Supplied material -

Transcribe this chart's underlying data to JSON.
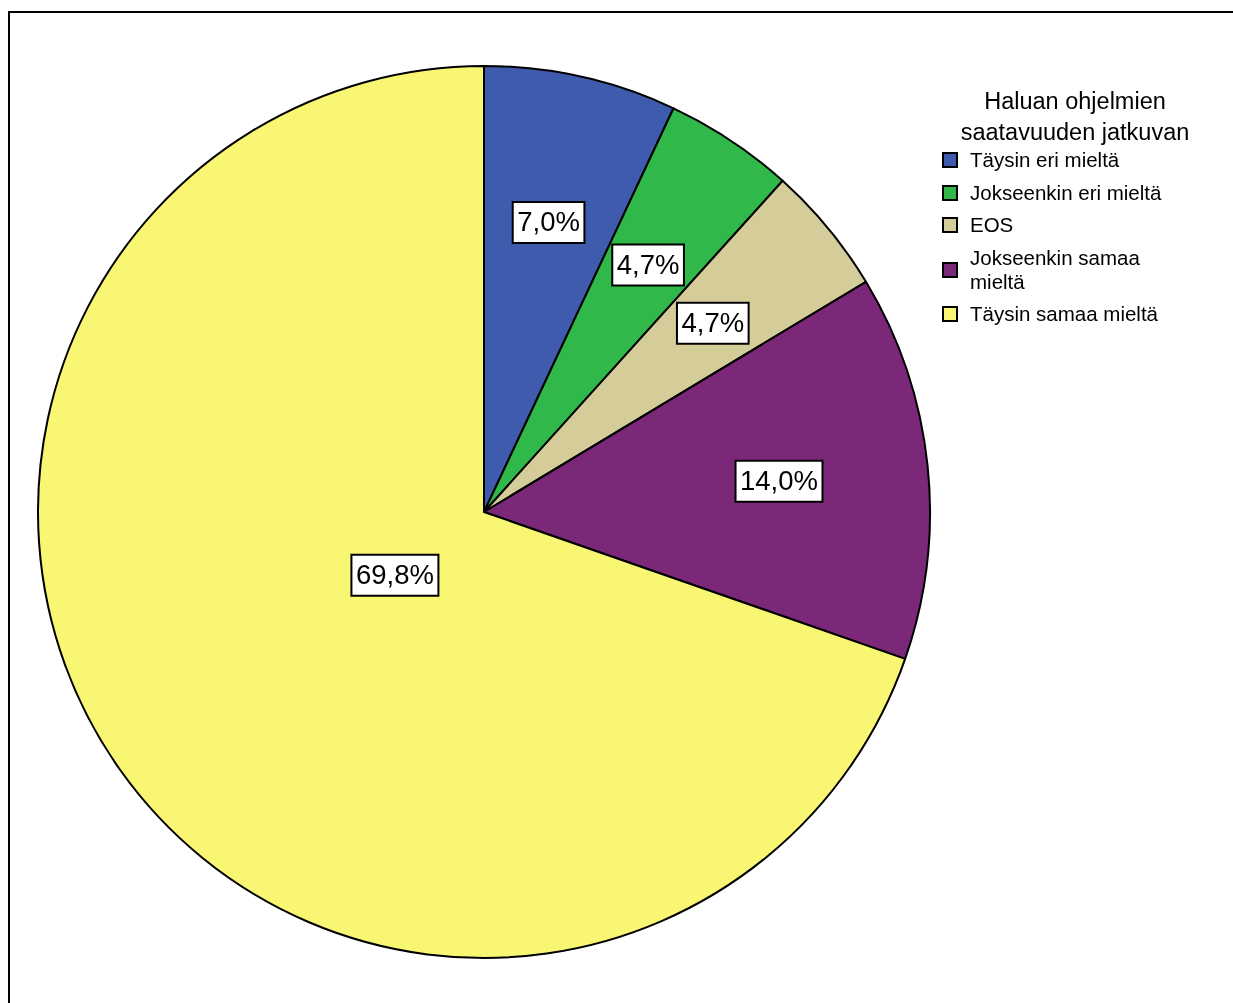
{
  "chart_data": {
    "type": "pie",
    "legend_title": "Haluan ohjelmien saatavuuden jatkuvan",
    "categories": [
      "Täysin eri mieltä",
      "Jokseenkin eri mieltä",
      "EOS",
      "Jokseenkin samaa mieltä",
      "Täysin samaa mieltä"
    ],
    "values": [
      7.0,
      4.7,
      4.7,
      14.0,
      69.8
    ],
    "colors": [
      "#3f5bad",
      "#31b84a",
      "#d4cd9a",
      "#7b2879",
      "#f9f673"
    ],
    "value_labels": [
      "7,0%",
      "4,7%",
      "4,7%",
      "14,0%",
      "69,8%"
    ],
    "legend": "top right"
  }
}
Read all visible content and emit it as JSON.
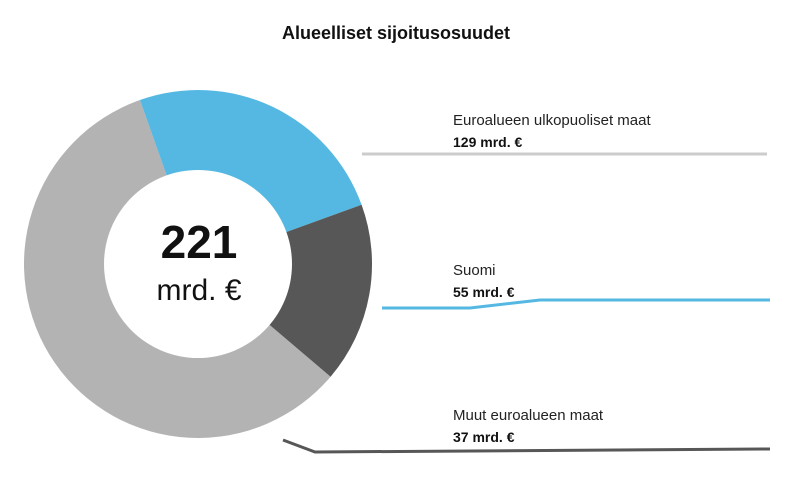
{
  "chart_data": {
    "type": "pie",
    "title": "Alueelliset sijoitusosuudet",
    "total": {
      "value": "221",
      "unit": "mrd. €"
    },
    "slices": [
      {
        "name": "Euroalueen ulkopuoliset maat",
        "value": 129,
        "value_label": "129 mrd. €",
        "color": "#b3b3b3"
      },
      {
        "name": "Suomi",
        "value": 55,
        "value_label": "55 mrd. €",
        "color": "#55b8e2"
      },
      {
        "name": "Muut euroalueen maat",
        "value": 37,
        "value_label": "37 mrd. €",
        "color": "#575757"
      }
    ]
  }
}
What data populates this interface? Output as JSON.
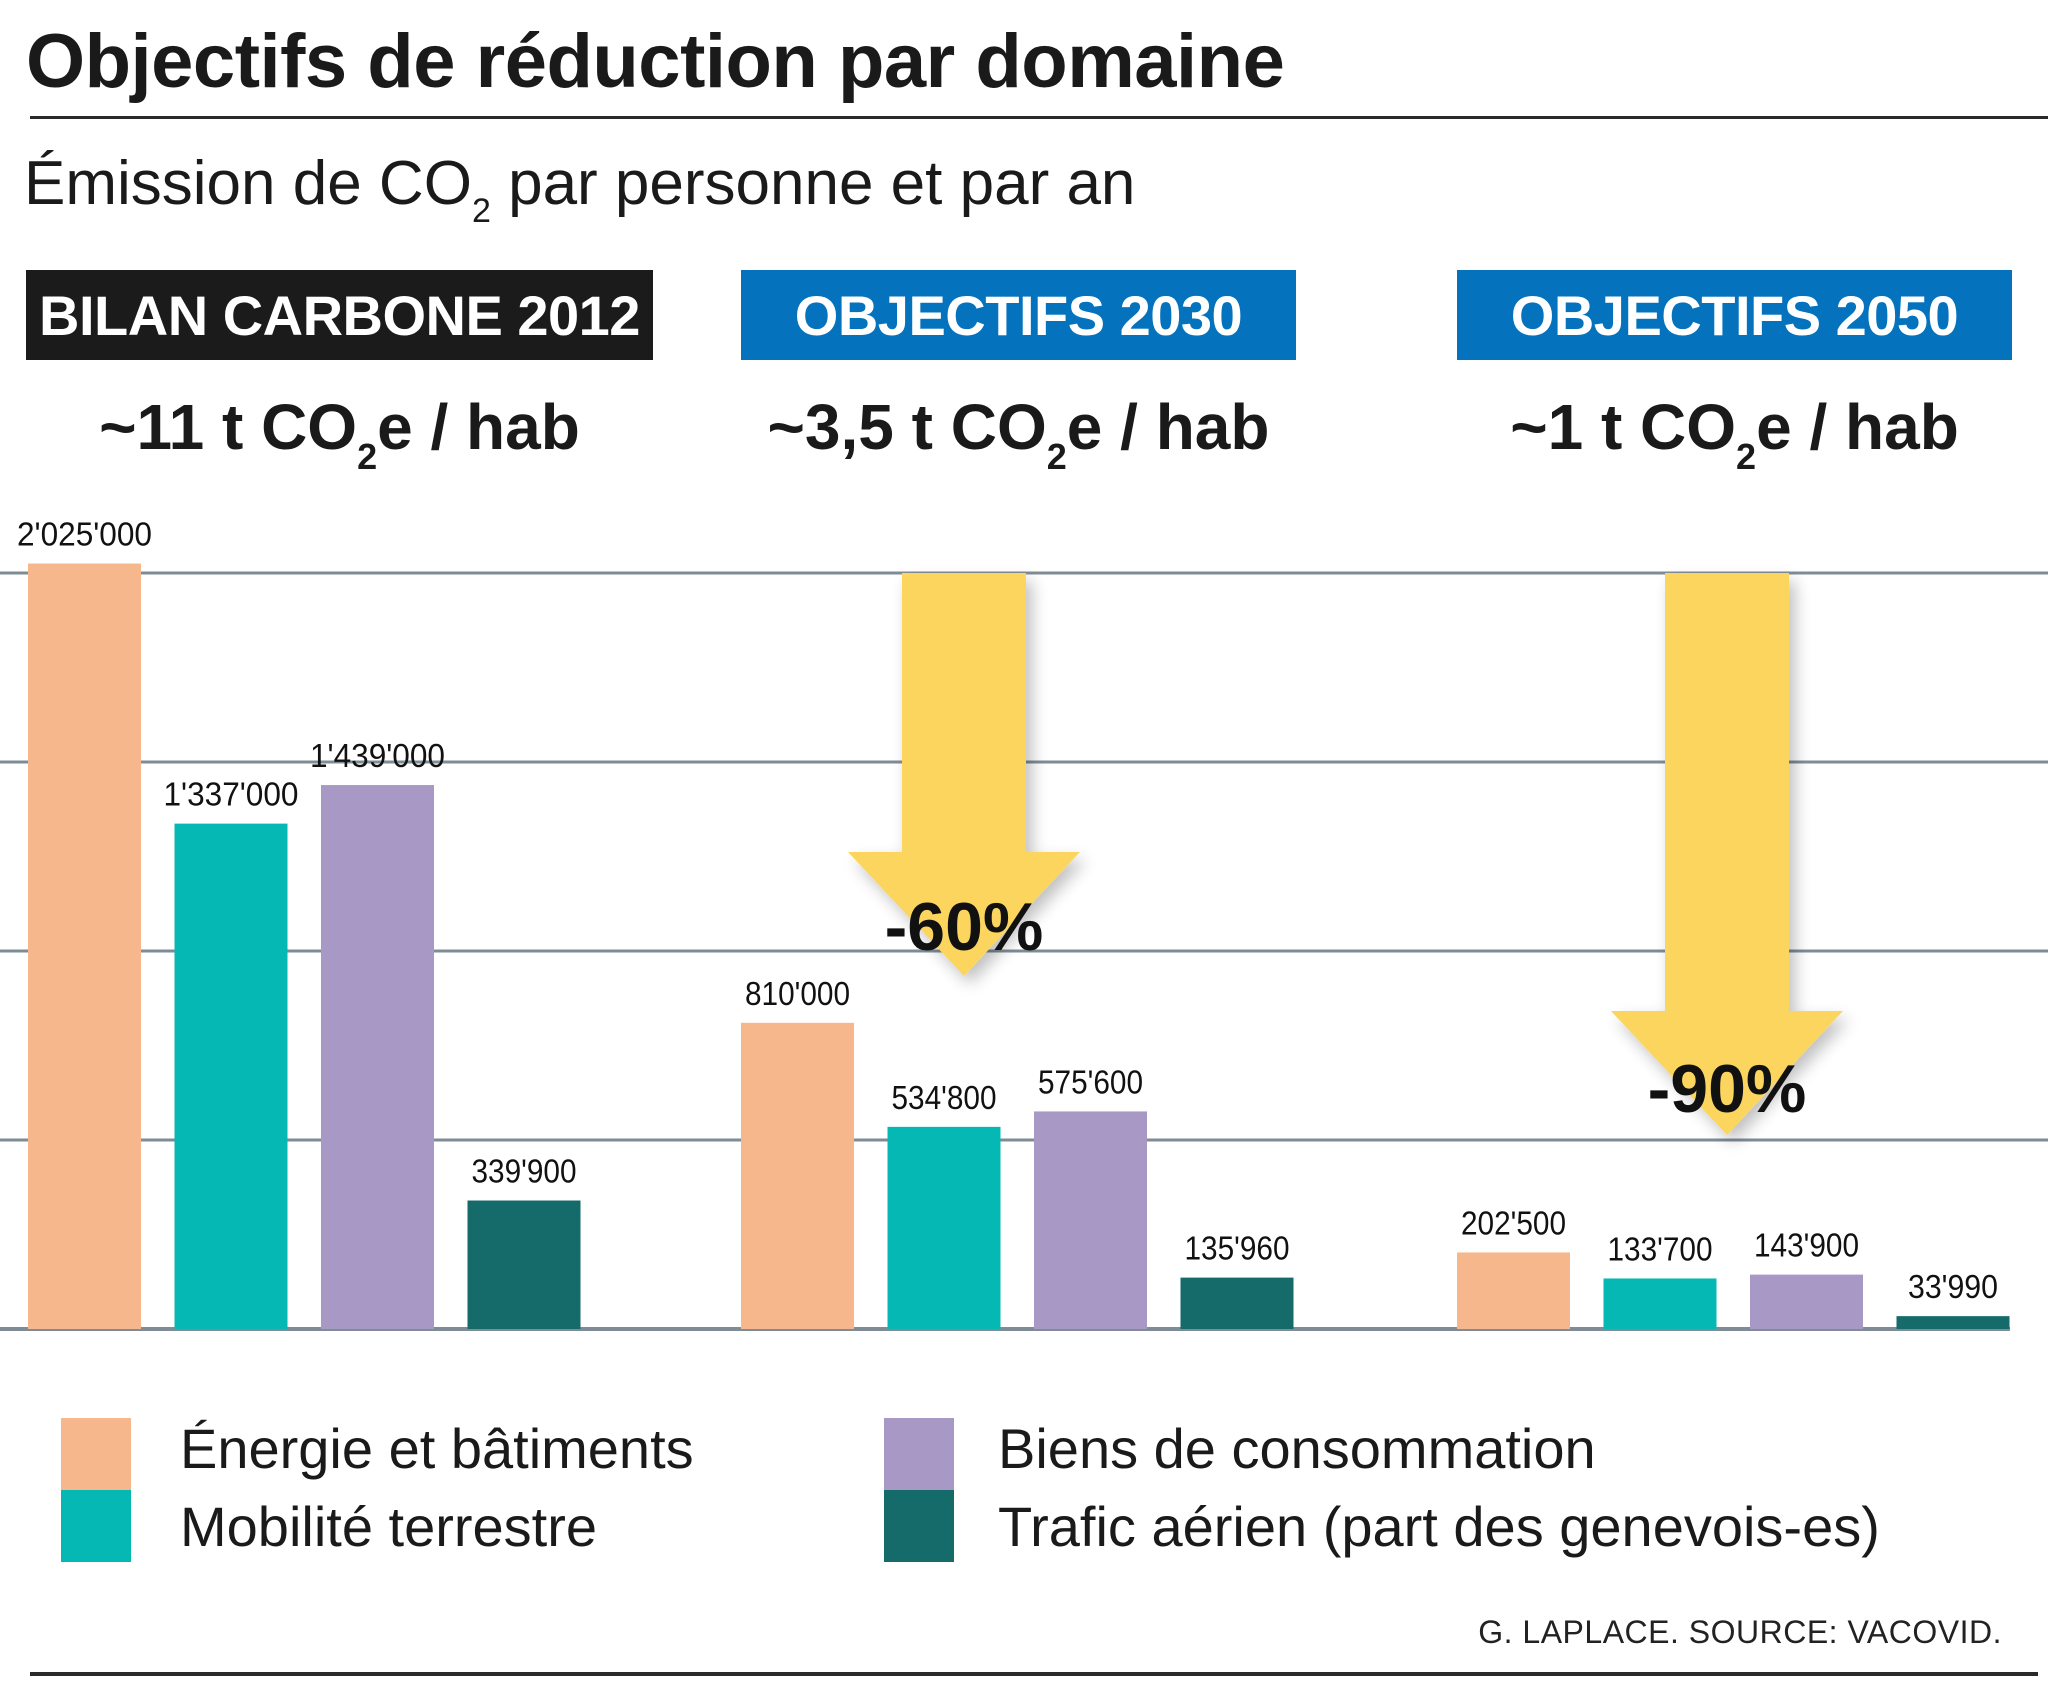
{
  "header": {
    "title": "Objectifs de réduction par domaine",
    "subtitle_pre": "Émission de CO",
    "subtitle_sub": "2",
    "subtitle_post": " par personne et par an"
  },
  "groups": [
    {
      "label": "BILAN CARBONE 2012",
      "per_capita_pre": "~11 t CO",
      "per_capita_sub": "2",
      "per_capita_post": "e / hab",
      "style_color": "#1c1b1c"
    },
    {
      "label": "OBJECTIFS 2030",
      "per_capita_pre": "~3,5 t CO",
      "per_capita_sub": "2",
      "per_capita_post": "e / hab",
      "style_color": "#0572bd"
    },
    {
      "label": "OBJECTIFS 2050",
      "per_capita_pre": "~1 t CO",
      "per_capita_sub": "2",
      "per_capita_post": "e / hab",
      "style_color": "#0572bd"
    }
  ],
  "credit": "G. LAPLACE. SOURCE: VACOVID.",
  "chart_data": {
    "type": "bar",
    "title": "Objectifs de réduction par domaine",
    "subtitle": "Émission de CO2 par personne et par an",
    "categories": [
      "BILAN CARBONE 2012",
      "OBJECTIFS 2030",
      "OBJECTIFS 2050"
    ],
    "series": [
      {
        "name": "Énergie et bâtiments",
        "color": "#f6b78c",
        "values": [
          2025000,
          810000,
          202500
        ],
        "labels": [
          "2'025'000",
          "810'000",
          "202'500"
        ]
      },
      {
        "name": "Mobilité terrestre",
        "color": "#05b8b4",
        "values": [
          1337000,
          534800,
          133700
        ],
        "labels": [
          "1'337'000",
          "534'800",
          "133'700"
        ]
      },
      {
        "name": "Biens de consommation",
        "color": "#a898c6",
        "values": [
          1439000,
          575600,
          143900
        ],
        "labels": [
          "1'439'000",
          "575'600",
          "143'900"
        ]
      },
      {
        "name": "Trafic aérien (part des genevois-es)",
        "color": "#156a6a",
        "values": [
          339900,
          135960,
          33990
        ],
        "labels": [
          "339'900",
          "135'960",
          "33'990"
        ]
      }
    ],
    "annotations": [
      {
        "group": "OBJECTIFS 2030",
        "text": "-60%",
        "type": "down-arrow"
      },
      {
        "group": "OBJECTIFS 2050",
        "text": "-90%",
        "type": "down-arrow"
      }
    ],
    "ylim": [
      0,
      2000000
    ],
    "gridlines": [
      500000,
      1000000,
      1500000,
      2000000
    ],
    "grid": true,
    "yaxis_labels_visible": false,
    "legend": "bottom",
    "arrow_color": "#fcd55f",
    "grid_color": "#7f8c96"
  }
}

What is required -
Find the string "this" in the entries above and return each line that holds it.

Exercise answer -
Transcribe this chart's underlying data to JSON.
What data populates this interface? Output as JSON.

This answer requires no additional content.